Records from a collection of figures:
======

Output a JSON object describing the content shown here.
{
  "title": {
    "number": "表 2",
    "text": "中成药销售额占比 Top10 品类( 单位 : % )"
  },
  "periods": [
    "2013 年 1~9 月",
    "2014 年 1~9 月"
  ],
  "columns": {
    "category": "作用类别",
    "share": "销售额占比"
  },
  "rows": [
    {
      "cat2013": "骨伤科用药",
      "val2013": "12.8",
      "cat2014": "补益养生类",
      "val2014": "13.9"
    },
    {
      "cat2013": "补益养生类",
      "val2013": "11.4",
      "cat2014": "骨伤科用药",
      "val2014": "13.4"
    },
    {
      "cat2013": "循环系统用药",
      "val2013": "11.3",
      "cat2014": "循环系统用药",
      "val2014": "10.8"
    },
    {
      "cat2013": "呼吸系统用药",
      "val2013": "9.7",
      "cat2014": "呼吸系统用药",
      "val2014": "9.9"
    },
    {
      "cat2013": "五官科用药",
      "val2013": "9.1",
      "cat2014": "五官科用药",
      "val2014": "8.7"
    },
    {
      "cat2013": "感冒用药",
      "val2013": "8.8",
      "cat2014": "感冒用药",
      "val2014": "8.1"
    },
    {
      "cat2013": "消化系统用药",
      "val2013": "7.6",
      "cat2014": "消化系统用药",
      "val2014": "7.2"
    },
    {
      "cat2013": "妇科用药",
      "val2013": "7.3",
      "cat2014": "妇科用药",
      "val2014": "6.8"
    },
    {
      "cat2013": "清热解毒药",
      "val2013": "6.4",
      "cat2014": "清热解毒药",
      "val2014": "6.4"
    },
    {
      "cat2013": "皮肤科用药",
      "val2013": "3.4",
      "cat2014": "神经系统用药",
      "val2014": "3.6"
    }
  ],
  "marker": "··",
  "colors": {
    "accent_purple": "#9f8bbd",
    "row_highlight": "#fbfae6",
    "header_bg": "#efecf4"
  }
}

======

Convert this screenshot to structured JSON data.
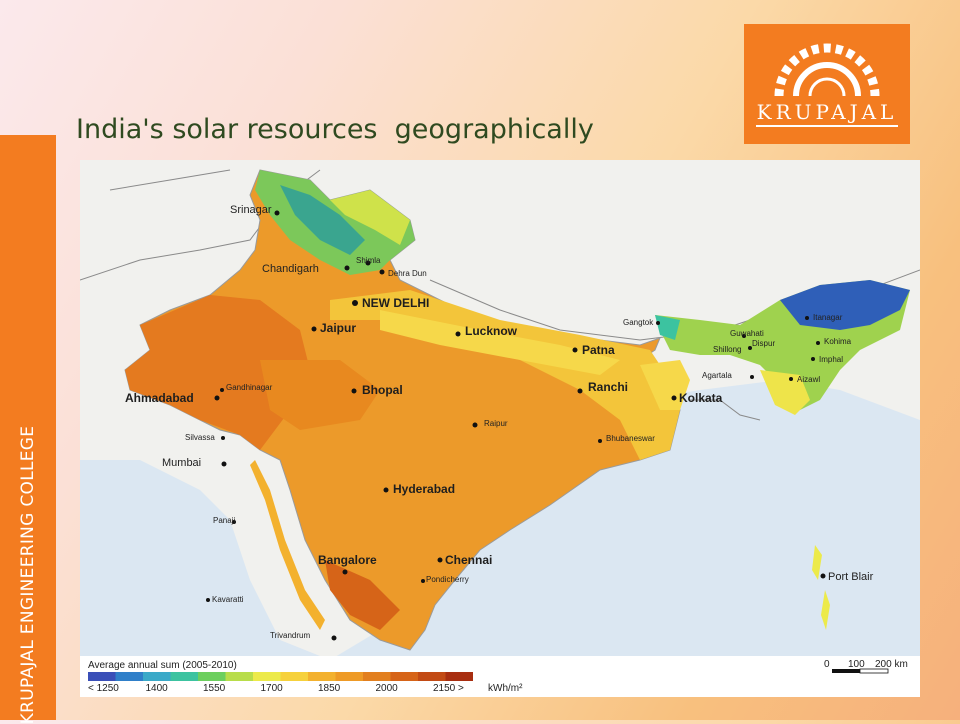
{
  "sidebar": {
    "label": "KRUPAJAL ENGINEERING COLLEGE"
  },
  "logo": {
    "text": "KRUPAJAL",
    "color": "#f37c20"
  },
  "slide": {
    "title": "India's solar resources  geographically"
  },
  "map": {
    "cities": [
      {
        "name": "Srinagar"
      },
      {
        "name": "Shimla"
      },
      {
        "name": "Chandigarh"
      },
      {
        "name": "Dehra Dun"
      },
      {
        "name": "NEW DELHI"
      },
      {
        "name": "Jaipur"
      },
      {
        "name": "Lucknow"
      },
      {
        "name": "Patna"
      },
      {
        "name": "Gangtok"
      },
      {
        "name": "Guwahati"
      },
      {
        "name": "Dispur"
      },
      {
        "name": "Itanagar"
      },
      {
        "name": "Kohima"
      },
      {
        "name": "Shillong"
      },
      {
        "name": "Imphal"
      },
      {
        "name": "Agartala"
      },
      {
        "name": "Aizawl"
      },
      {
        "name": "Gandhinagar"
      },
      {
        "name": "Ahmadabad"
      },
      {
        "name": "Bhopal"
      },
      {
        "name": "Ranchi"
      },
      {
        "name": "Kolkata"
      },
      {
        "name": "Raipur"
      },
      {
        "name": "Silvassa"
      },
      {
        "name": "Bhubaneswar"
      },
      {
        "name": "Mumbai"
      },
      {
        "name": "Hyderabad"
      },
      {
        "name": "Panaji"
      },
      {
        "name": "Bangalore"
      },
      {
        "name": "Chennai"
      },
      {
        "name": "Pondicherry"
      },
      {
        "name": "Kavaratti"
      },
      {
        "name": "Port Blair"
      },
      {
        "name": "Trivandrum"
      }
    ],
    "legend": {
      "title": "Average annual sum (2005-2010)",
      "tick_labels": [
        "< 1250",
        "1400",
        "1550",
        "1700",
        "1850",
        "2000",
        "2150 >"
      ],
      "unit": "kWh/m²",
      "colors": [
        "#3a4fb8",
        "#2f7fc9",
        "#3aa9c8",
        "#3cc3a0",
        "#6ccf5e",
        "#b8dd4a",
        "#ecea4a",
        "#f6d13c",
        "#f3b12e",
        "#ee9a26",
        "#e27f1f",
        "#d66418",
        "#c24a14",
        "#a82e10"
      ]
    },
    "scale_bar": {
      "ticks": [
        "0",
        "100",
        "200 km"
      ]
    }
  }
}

======

WHAT TO PRODUCE: Report all lines of the material that contain the word "title".

ANSWER TO THIS EXERCISE:
  "title": {
    "title": "India's solar resources  geographically"
      "title": "Average annual sum (2005-2010)",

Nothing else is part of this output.